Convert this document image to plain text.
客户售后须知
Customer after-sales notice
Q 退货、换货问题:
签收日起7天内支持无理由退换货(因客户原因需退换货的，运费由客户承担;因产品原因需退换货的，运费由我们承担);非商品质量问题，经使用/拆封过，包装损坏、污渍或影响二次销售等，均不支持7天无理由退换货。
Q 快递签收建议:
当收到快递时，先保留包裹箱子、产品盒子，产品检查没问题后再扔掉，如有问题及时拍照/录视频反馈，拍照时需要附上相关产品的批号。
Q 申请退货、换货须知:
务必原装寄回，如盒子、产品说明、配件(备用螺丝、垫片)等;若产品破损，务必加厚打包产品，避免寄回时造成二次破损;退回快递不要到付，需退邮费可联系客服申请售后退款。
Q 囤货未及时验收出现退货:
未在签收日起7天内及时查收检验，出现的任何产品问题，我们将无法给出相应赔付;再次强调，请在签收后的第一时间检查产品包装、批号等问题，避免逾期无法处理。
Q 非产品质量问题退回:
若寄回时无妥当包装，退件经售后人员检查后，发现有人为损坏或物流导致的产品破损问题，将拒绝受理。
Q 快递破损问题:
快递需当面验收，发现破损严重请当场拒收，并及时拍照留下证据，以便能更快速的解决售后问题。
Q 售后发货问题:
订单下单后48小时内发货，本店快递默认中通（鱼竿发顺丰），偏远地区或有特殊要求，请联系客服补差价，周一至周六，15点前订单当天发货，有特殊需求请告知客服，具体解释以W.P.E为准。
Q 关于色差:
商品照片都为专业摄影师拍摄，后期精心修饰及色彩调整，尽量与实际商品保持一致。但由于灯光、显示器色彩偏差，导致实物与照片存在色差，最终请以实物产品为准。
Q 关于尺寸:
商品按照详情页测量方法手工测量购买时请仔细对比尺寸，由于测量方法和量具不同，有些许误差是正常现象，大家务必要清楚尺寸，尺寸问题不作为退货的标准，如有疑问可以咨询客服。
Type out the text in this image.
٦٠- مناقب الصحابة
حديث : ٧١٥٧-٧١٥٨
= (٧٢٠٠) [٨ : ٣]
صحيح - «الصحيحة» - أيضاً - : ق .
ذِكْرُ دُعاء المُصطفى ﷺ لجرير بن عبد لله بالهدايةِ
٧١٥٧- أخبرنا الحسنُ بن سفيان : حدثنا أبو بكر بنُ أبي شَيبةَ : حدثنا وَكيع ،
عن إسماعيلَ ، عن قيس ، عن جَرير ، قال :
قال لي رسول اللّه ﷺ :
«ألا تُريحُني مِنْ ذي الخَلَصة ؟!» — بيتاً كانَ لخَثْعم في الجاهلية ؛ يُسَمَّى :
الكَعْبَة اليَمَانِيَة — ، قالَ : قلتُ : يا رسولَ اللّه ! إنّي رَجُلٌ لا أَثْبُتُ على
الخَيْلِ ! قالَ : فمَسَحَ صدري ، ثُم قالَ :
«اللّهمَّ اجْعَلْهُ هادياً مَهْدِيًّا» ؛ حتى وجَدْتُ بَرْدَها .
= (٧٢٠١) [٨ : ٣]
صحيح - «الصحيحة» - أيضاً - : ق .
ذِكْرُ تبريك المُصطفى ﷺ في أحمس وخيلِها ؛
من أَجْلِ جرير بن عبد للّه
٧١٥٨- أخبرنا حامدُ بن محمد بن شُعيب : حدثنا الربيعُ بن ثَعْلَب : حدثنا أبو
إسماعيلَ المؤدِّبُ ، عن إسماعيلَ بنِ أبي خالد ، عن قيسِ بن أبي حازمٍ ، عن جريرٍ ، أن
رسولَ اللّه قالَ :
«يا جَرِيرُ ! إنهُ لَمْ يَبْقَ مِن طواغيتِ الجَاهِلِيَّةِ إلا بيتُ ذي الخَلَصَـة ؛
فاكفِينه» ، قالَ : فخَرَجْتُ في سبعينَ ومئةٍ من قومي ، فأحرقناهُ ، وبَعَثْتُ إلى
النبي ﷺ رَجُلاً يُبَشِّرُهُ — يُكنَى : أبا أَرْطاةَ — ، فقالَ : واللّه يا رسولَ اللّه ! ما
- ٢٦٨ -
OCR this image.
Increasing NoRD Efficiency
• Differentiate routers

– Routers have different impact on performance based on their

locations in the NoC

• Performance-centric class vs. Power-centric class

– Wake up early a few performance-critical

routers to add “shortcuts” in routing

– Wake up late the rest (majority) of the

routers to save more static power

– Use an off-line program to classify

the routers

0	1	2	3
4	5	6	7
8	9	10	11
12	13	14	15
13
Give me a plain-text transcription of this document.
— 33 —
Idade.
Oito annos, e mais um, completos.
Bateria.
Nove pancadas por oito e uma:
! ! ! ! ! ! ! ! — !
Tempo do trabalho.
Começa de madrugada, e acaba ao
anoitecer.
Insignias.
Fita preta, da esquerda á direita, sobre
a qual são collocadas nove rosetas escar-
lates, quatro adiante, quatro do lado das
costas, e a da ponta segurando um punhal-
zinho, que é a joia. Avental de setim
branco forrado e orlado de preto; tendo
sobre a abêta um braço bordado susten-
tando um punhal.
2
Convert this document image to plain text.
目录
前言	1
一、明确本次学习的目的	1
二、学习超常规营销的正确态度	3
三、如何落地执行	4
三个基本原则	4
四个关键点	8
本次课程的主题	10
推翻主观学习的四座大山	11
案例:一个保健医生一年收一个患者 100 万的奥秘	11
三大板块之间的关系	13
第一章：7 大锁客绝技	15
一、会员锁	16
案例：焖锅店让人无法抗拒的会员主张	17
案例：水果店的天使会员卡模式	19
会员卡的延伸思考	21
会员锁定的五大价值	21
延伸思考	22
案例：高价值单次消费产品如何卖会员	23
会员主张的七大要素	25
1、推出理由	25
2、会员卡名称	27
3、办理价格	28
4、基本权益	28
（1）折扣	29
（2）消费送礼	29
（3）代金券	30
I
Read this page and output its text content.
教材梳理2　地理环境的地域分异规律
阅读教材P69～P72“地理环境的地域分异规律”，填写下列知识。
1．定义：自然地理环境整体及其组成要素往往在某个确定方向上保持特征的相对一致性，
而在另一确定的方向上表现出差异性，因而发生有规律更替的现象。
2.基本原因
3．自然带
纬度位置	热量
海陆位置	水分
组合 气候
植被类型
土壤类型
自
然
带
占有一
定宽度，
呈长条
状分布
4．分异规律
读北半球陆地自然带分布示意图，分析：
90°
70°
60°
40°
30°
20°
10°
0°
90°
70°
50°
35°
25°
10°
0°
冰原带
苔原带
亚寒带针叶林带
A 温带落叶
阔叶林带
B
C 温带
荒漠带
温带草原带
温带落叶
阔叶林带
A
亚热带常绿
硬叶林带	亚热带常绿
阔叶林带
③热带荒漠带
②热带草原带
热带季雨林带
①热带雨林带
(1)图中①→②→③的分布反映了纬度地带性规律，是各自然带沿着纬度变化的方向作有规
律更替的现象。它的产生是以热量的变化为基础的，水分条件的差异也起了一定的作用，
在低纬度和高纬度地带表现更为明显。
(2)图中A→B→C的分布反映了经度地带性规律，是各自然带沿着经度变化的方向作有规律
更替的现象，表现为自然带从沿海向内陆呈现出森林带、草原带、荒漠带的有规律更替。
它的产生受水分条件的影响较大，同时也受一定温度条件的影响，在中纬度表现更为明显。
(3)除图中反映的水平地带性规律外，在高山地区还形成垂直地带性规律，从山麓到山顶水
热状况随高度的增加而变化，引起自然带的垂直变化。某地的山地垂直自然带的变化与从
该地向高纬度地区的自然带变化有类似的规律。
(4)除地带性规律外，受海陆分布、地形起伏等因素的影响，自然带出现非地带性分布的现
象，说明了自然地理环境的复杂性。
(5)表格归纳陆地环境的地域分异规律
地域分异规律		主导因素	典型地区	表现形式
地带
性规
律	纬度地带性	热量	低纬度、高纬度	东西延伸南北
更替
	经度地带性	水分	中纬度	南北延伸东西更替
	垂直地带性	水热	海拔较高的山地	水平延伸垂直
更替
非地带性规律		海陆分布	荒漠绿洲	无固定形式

_WRITTEN EXERCISE_: Show every line where the string "image" appears.

_WRITTEN ANSWER_:
Convert this document image to plain text.
Type out the text in this image.
OCR this image.
Convert this document image to plain text.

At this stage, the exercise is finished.